In the material below, find each line holding the string "this" and copy it.
>>
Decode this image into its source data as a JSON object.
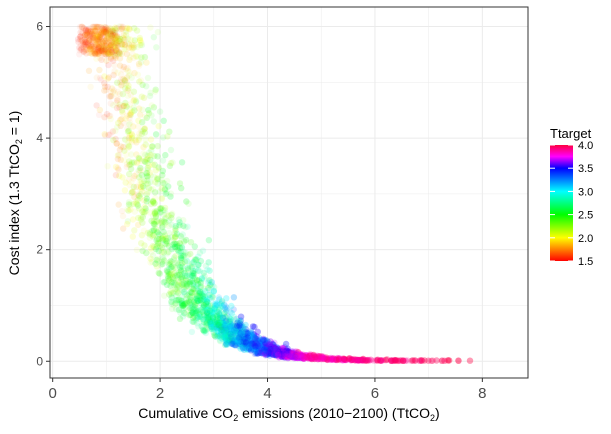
{
  "chart_data": {
    "type": "scatter",
    "title": "",
    "xlabel_parts": [
      "Cumulative CO",
      "2",
      " emissions (2010−2100) (TtCO",
      "2",
      ")"
    ],
    "ylabel_parts": [
      "Cost index (1.3 TtCO",
      "2",
      " = 1)"
    ],
    "xlim": [
      -0.05,
      8.85
    ],
    "ylim": [
      -0.3,
      6.35
    ],
    "x_ticks": [
      0,
      2,
      4,
      6,
      8
    ],
    "x_tick_labels": [
      "0",
      "2",
      "4",
      "6",
      "8"
    ],
    "y_ticks": [
      0,
      2,
      4,
      6
    ],
    "y_tick_labels": [
      "0",
      "2",
      "4",
      "6"
    ],
    "grid": true,
    "legend": {
      "title": "Ttarget",
      "position": "right",
      "ticks": [
        4.0,
        3.5,
        3.0,
        2.5,
        2.0,
        1.5
      ],
      "tick_labels": [
        "4.0",
        "3.5",
        "3.0",
        "2.5",
        "2.0",
        "1.5"
      ],
      "range": [
        1.5,
        4.0
      ]
    },
    "color_scale": [
      {
        "value": 1.5,
        "color": "#ff0000"
      },
      {
        "value": 2.0,
        "color": "#ffff00"
      },
      {
        "value": 2.5,
        "color": "#00ff00"
      },
      {
        "value": 3.0,
        "color": "#00ffff"
      },
      {
        "value": 3.5,
        "color": "#0000ff"
      },
      {
        "value": 3.75,
        "color": "#ff00ff"
      },
      {
        "value": 4.0,
        "color": "#ff0040"
      }
    ],
    "series_density": [
      {
        "Ttarget": 1.5,
        "x_range": [
          0.45,
          1.1
        ],
        "y_peak": 6.0,
        "alpha": 0.05
      },
      {
        "Ttarget": 1.75,
        "x_range": [
          0.55,
          1.4
        ],
        "y_peak": 4.5,
        "alpha": 0.07
      },
      {
        "Ttarget": 2.0,
        "x_range": [
          0.8,
          1.9
        ],
        "y_peak": 3.0,
        "alpha": 0.08
      },
      {
        "Ttarget": 2.25,
        "x_range": [
          1.2,
          2.5
        ],
        "y_peak": 1.8,
        "alpha": 0.09
      },
      {
        "Ttarget": 2.5,
        "x_range": [
          1.7,
          3.0
        ],
        "y_peak": 1.0,
        "alpha": 0.1
      },
      {
        "Ttarget": 2.75,
        "x_range": [
          2.3,
          3.4
        ],
        "y_peak": 0.5,
        "alpha": 0.12
      },
      {
        "Ttarget": 3.0,
        "x_range": [
          2.8,
          3.8
        ],
        "y_peak": 0.3,
        "alpha": 0.14
      },
      {
        "Ttarget": 3.25,
        "x_range": [
          3.2,
          4.1
        ],
        "y_peak": 0.15,
        "alpha": 0.16
      },
      {
        "Ttarget": 3.5,
        "x_range": [
          3.5,
          4.4
        ],
        "y_peak": 0.1,
        "alpha": 0.18
      },
      {
        "Ttarget": 3.75,
        "x_range": [
          4.0,
          4.8
        ],
        "y_peak": 0.05,
        "alpha": 0.2
      },
      {
        "Ttarget": 4.0,
        "x_range": [
          4.7,
          8.05
        ],
        "y_peak": 0.01,
        "alpha": 0.22
      }
    ]
  }
}
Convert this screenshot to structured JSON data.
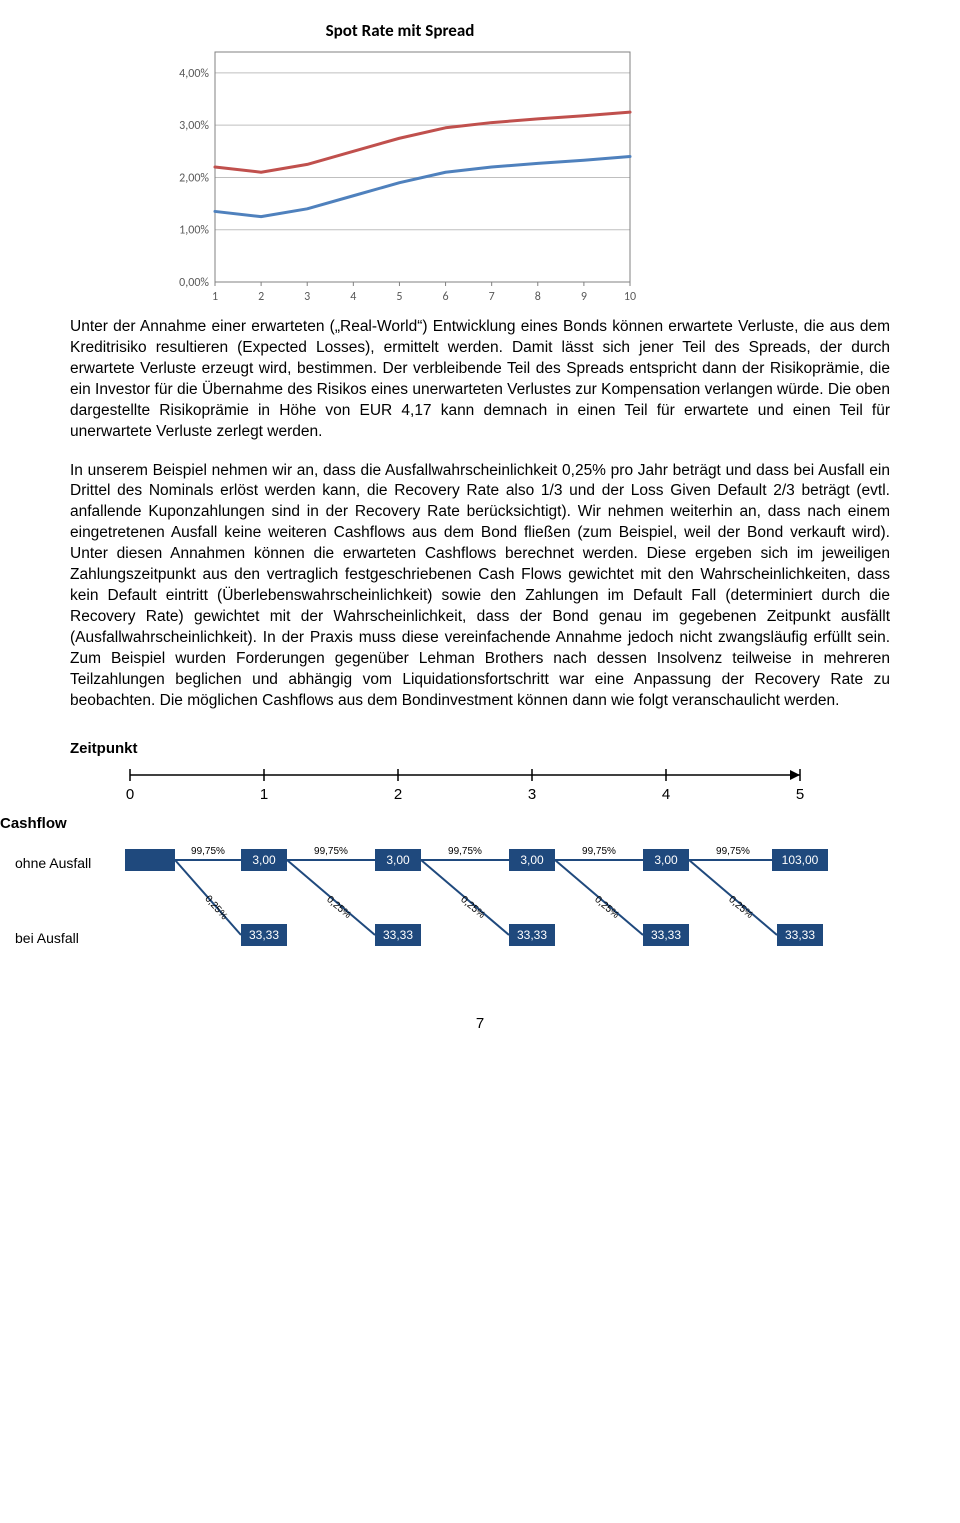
{
  "chart": {
    "title": "Spot Rate mit Spread",
    "y_ticks": [
      "0,00%",
      "1,00%",
      "2,00%",
      "3,00%",
      "4,00%"
    ],
    "y_tick_values": [
      0,
      1,
      2,
      3,
      4
    ],
    "x_ticks": [
      "1",
      "2",
      "3",
      "4",
      "5",
      "6",
      "7",
      "8",
      "9",
      "10"
    ],
    "ylim": [
      0,
      4.4
    ],
    "series": [
      {
        "color": "#c0504d",
        "width": 3,
        "values": [
          2.2,
          2.1,
          2.25,
          2.5,
          2.75,
          2.95,
          3.05,
          3.12,
          3.18,
          3.25
        ]
      },
      {
        "color": "#4f81bd",
        "width": 3,
        "values": [
          1.35,
          1.25,
          1.4,
          1.65,
          1.9,
          2.1,
          2.2,
          2.27,
          2.33,
          2.4
        ]
      }
    ],
    "border_color": "#808080",
    "gridline_color": "#bfbfbf",
    "tick_font_size": 12,
    "title_font_size": 17,
    "background_color": "#ffffff"
  },
  "paragraphs": {
    "p1": "Unter der Annahme einer erwarteten („Real-World“) Entwicklung eines Bonds können erwartete Verluste, die aus dem Kreditrisiko resultieren (Expected Losses), ermittelt werden. Damit lässt sich jener Teil des Spreads, der durch erwartete Verluste erzeugt wird, bestimmen. Der verbleibende Teil des Spreads entspricht dann der Risikoprämie, die ein Investor für die Übernahme des Risikos eines unerwarteten Verlustes zur Kompensation verlangen würde. Die oben dargestellte Risikoprämie in Höhe von EUR 4,17 kann demnach in einen Teil für erwartete und einen Teil für unerwartete Verluste zerlegt werden.",
    "p2": "In unserem Beispiel nehmen wir an, dass die Ausfallwahrscheinlichkeit 0,25% pro Jahr beträgt und dass bei Ausfall ein Drittel des Nominals erlöst werden kann, die Recovery Rate also 1/3 und der Loss Given Default 2/3 beträgt (evtl. anfallende Kuponzahlungen sind in der Recovery Rate berücksichtigt). Wir nehmen weiterhin an, dass nach einem eingetretenen Ausfall keine weiteren Cashflows aus dem Bond fließen (zum Beispiel, weil der Bond verkauft wird). Unter diesen Annahmen können die erwarteten Cashflows berechnet werden. Diese ergeben sich im jeweiligen Zahlungszeitpunkt aus den vertraglich festgeschriebenen Cash Flows gewichtet mit den Wahrscheinlichkeiten, dass kein Default eintritt (Überlebenswahrscheinlichkeit) sowie den Zahlungen im Default Fall (determiniert durch die Recovery Rate) gewichtet mit der Wahrscheinlichkeit, dass der Bond genau im gegebenen Zeitpunkt ausfällt (Ausfallwahrscheinlichkeit). In der Praxis muss diese vereinfachende Annahme jedoch nicht zwangsläufig erfüllt sein. Zum Beispiel wurden Forderungen gegenüber Lehman Brothers nach dessen Insolvenz teilweise in mehreren Teilzahlungen beglichen und abhängig vom Liquidationsfortschritt war eine Anpassung der Recovery Rate zu beobachten. Die möglichen Cashflows aus dem Bondinvestment können dann wie folgt veranschaulicht werden."
  },
  "timeline": {
    "label_zeitpunkt": "Zeitpunkt",
    "label_cashflow": "Cashflow",
    "label_ohne": "ohne Ausfall",
    "label_bei": "bei Ausfall",
    "ticks": [
      "0",
      "1",
      "2",
      "3",
      "4",
      "5"
    ],
    "survive_pct": "99,75%",
    "default_pct": "0,25%",
    "coupon": "3,00",
    "final": "103,00",
    "recovery": "33,33",
    "box_fill": "#1f497d",
    "box_text": "#ffffff",
    "line_color": "#1f497d",
    "label_font_size": 10
  },
  "page_number": "7"
}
<<
» Result below
Decode this image into its source data as a JSON object.
Convert this screenshot to structured JSON data.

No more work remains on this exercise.